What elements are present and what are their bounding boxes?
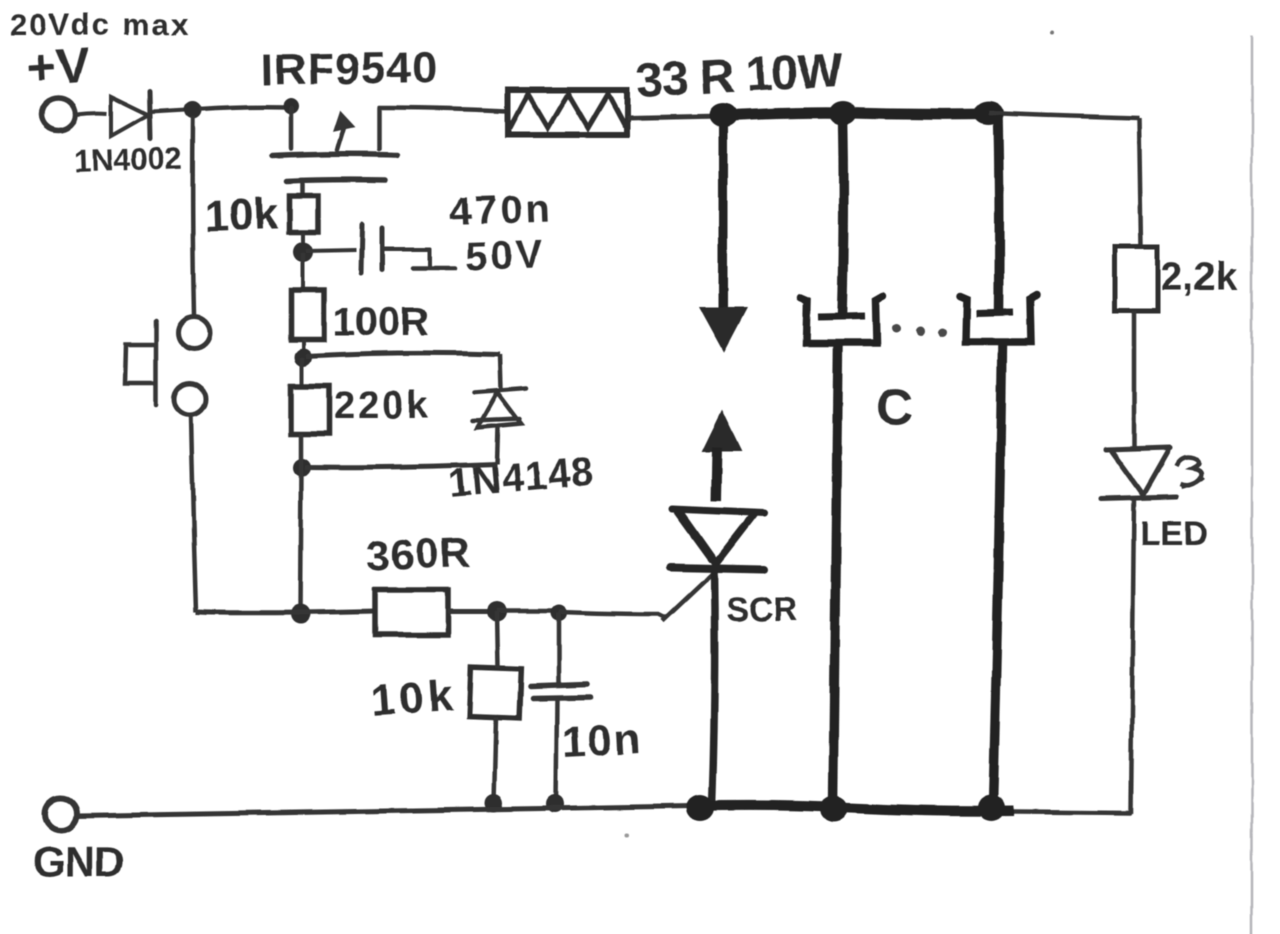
svg-text:+V: +V xyxy=(26,37,92,96)
node top bus junction 1 xyxy=(709,103,737,127)
svg-text:SCR: SCR xyxy=(726,591,798,629)
arrow down (to load plus) xyxy=(719,120,728,312)
capacitor bank cap 1 top plate xyxy=(818,316,865,317)
svg-text:10n: 10n xyxy=(561,715,644,767)
capacitor C 470n 50V xyxy=(361,224,455,273)
svg-text:33 R 10W: 33 R 10W xyxy=(635,44,845,108)
svg-text:100R: 100R xyxy=(333,300,429,344)
wire 10k bottom to ground bus xyxy=(494,717,496,803)
resistor R 360R xyxy=(375,590,448,635)
wire ground bus right thin xyxy=(1014,812,1132,813)
node junction at 10n top xyxy=(551,605,567,621)
capacitor bank cap 1 bottom lead xyxy=(833,343,838,806)
node bus junction (10n) xyxy=(546,795,564,813)
LED light squiggles xyxy=(1176,457,1201,485)
svg-text:10k: 10k xyxy=(204,189,280,241)
thyristor SCR xyxy=(671,509,764,806)
svg-text:470n: 470n xyxy=(449,186,554,234)
wire ground bus left thin xyxy=(77,806,694,816)
node junction at 10k bottom top xyxy=(487,602,507,622)
wire diode to junction xyxy=(151,110,186,112)
svg-text:1N4002: 1N4002 xyxy=(73,140,183,179)
node ground bus junction 1 xyxy=(686,795,714,821)
wire lower junction right to 1N4148 anode xyxy=(305,464,497,467)
wire 100R to junction xyxy=(301,339,305,356)
wire mid junction right to 1N4148 cathode xyxy=(306,353,500,356)
wire pushbutton bottom down xyxy=(191,415,196,612)
wire input to diode xyxy=(76,113,107,114)
svg-text:C: C xyxy=(876,379,914,437)
wire gate junction down to 100R xyxy=(301,253,305,290)
svg-text:GND: GND xyxy=(33,838,123,885)
wire corner down to diode xyxy=(500,354,501,389)
node gate-line left junction xyxy=(290,604,310,624)
wire SCR gate diagonal xyxy=(662,573,713,621)
capacitor C 10n xyxy=(530,684,590,698)
svg-text:20Vdc max: 20Vdc max xyxy=(10,7,190,42)
wire top bus thin right xyxy=(989,113,1139,118)
terminal GND circle xyxy=(45,798,77,830)
wire junction to SCR gate hook xyxy=(559,612,666,618)
wire mid junction down to 220k xyxy=(300,357,304,386)
svg-text:360R: 360R xyxy=(366,528,472,579)
capacitor bank cap 1 lead xyxy=(842,118,844,316)
node junction A (after diode) xyxy=(184,101,202,119)
node gate junction xyxy=(293,242,313,262)
svg-text:LED: LED xyxy=(1140,515,1208,553)
switch pushbutton bottom contact xyxy=(174,383,206,415)
wire right side down to 2.2k xyxy=(1139,118,1141,247)
wire 220k chain down to gate line xyxy=(300,434,301,613)
wire junction A to mosfet source xyxy=(200,107,288,109)
node mid junction xyxy=(294,348,312,366)
capacitor bank cap 2 cup xyxy=(960,295,1037,342)
resistor R 100R xyxy=(291,290,324,339)
capacitor bank cap 2 lead xyxy=(998,115,999,312)
node lower junction xyxy=(293,458,311,476)
scan page edge xyxy=(1251,36,1254,934)
resistor R 10k bottom xyxy=(469,667,521,718)
resistor R 220k xyxy=(291,386,329,434)
wire ground bus thick xyxy=(694,805,1014,811)
specks xyxy=(1050,31,1054,35)
wire top bus thick xyxy=(722,113,990,116)
node top bus junction 2 xyxy=(829,101,857,125)
capacitor bank cap 1 cup xyxy=(800,296,883,343)
svg-text:10k: 10k xyxy=(369,671,458,726)
switch pushbutton actuator xyxy=(125,321,156,405)
wire to next junction xyxy=(497,609,553,614)
diode D 1N4148 xyxy=(472,388,527,428)
svg-text:50V: 50V xyxy=(465,232,547,279)
node ground bus junction 2 xyxy=(820,796,848,822)
dots ellipsis between caps xyxy=(892,325,901,334)
wire 10k bottom to junction xyxy=(301,232,305,251)
svg-text:1N4148: 1N4148 xyxy=(447,449,596,506)
node top bus junction 3 xyxy=(974,101,1004,125)
wire 360R to junction xyxy=(448,610,489,615)
switch pushbutton top contact xyxy=(178,317,210,349)
capacitor bank cap 2 bottom lead xyxy=(993,342,1002,806)
wire 10n bottom lead xyxy=(556,698,557,804)
capacitor bank cap 2 top plate xyxy=(976,312,1013,313)
wire mosfet drain to resistor 33R xyxy=(379,108,507,111)
node junction at mosfet source xyxy=(283,98,299,114)
wire 2.2k to LED xyxy=(1132,311,1137,448)
svg-text:IRF9540: IRF9540 xyxy=(260,43,438,95)
wire 33R to top bus xyxy=(627,116,722,118)
wire junction to cap 470n xyxy=(306,250,356,251)
svg-text:220k: 220k xyxy=(334,385,431,427)
wire 10n top lead xyxy=(557,613,562,686)
terminal +V input circle xyxy=(41,98,75,130)
node bus junction (10k) xyxy=(485,794,503,812)
wire junction A down to pushbutton xyxy=(193,117,194,316)
wire gate line left segment xyxy=(196,611,374,613)
resistor R 33R 10W with zigzag xyxy=(508,90,627,135)
arrow up (from load) xyxy=(704,413,740,450)
node ground bus junction 3 xyxy=(977,795,1005,821)
diode D 1N4002 xyxy=(111,92,150,139)
resistor R 2.2k xyxy=(1115,247,1157,311)
transistor Q1 IRF9540 p-mosfet xyxy=(272,108,397,196)
LED diode xyxy=(1101,448,1176,499)
resistor R 10k top xyxy=(289,196,318,232)
svg-text:2,2k: 2,2k xyxy=(1160,255,1239,299)
wire junction to 10k bottom resistor xyxy=(497,612,498,668)
wire 1N4148 anode down xyxy=(497,427,498,464)
wire LED to ground bus xyxy=(1131,499,1134,814)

○ ○ ○ ○ ○

练习
从记录里含有“svg-text:+V: +V xyxy=(26,37,92,96)”的那一行开始，一字不差地把各行重新抄一遍，抄到含有“wire mid junction right”的那一行为止。头尾这两行也要抄上。

练习答案
svg-text:+V: +V xyxy=(26,37,92,96)
node top bus junction 1 xyxy=(709,103,737,127)
svg-text:SCR: SCR xyxy=(726,591,798,629)
arrow down (to load plus) xyxy=(719,120,728,312)
capacitor bank cap 1 top plate xyxy=(818,316,865,317)
svg-text:10n: 10n xyxy=(561,715,644,767)
capacitor C 470n 50V xyxy=(361,224,455,273)
svg-text:33 R 10W: 33 R 10W xyxy=(635,44,845,108)
svg-text:100R: 100R xyxy=(333,300,429,344)
wire 10k bottom to ground bus xyxy=(494,717,496,803)
resistor R 360R xyxy=(375,590,448,635)
wire ground bus right thin xyxy=(1014,812,1132,813)
node junction at 10n top xyxy=(551,605,567,621)
capacitor bank cap 1 bottom lead xyxy=(833,343,838,806)
node bus junction (10n) xyxy=(546,795,564,813)
LED light squiggles xyxy=(1176,457,1201,485)
svg-text:10k: 10k xyxy=(204,189,280,241)
thyristor SCR xyxy=(671,509,764,806)
svg-text:470n: 470n xyxy=(449,186,554,234)
wire ground bus left thin xyxy=(77,806,694,816)
node junction at 10k bottom top xyxy=(487,602,507,622)
wire diode to junction xyxy=(151,110,186,112)
svg-text:1N4002: 1N4002 xyxy=(73,140,183,179)
node ground bus junction 1 xyxy=(686,795,714,821)
wire lower junction right to 1N4148 anode xyxy=(305,464,497,467)
wire 100R to junction xyxy=(301,339,305,356)
wire mid junction right to 1N4148 cathode xyxy=(306,353,500,356)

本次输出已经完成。